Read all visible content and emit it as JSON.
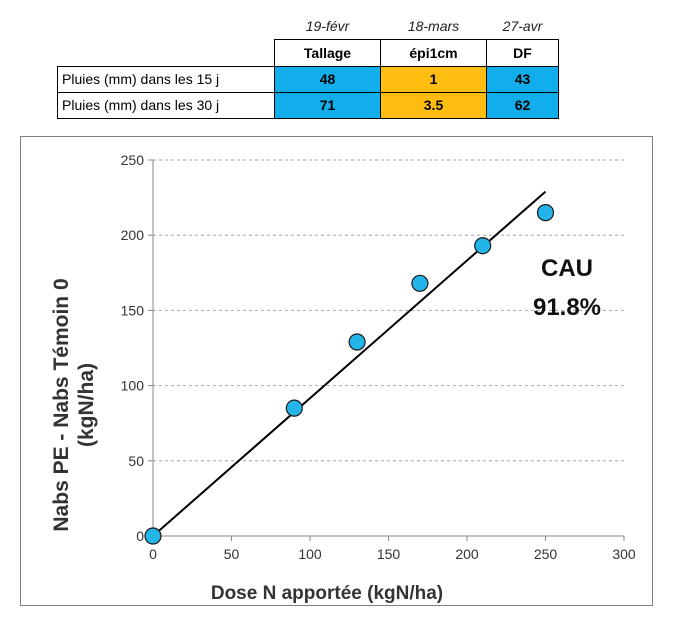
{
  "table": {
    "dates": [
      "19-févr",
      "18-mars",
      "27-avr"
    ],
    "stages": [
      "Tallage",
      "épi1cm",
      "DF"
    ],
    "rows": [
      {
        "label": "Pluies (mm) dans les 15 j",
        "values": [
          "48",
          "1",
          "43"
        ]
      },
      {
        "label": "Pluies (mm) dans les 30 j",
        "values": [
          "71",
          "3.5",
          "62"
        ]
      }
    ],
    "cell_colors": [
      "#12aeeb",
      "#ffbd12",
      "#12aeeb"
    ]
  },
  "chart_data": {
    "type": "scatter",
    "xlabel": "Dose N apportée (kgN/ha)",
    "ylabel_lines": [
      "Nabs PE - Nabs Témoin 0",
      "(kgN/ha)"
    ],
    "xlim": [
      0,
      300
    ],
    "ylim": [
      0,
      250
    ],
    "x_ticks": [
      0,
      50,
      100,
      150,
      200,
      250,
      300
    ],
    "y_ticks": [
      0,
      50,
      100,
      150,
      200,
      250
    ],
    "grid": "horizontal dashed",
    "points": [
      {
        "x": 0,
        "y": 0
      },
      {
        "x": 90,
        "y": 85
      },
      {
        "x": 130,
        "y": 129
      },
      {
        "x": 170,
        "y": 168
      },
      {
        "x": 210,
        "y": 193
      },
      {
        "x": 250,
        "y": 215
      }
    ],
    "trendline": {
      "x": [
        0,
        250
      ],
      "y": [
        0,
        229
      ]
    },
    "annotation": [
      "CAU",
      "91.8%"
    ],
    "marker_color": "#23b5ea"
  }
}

● ● ● ●

• [WORK INSTRUCTIONS] Among the entries above, how many lines hold the string "Pluies"? Give the number by itself.

• [RESULT OF THIS TASK] 2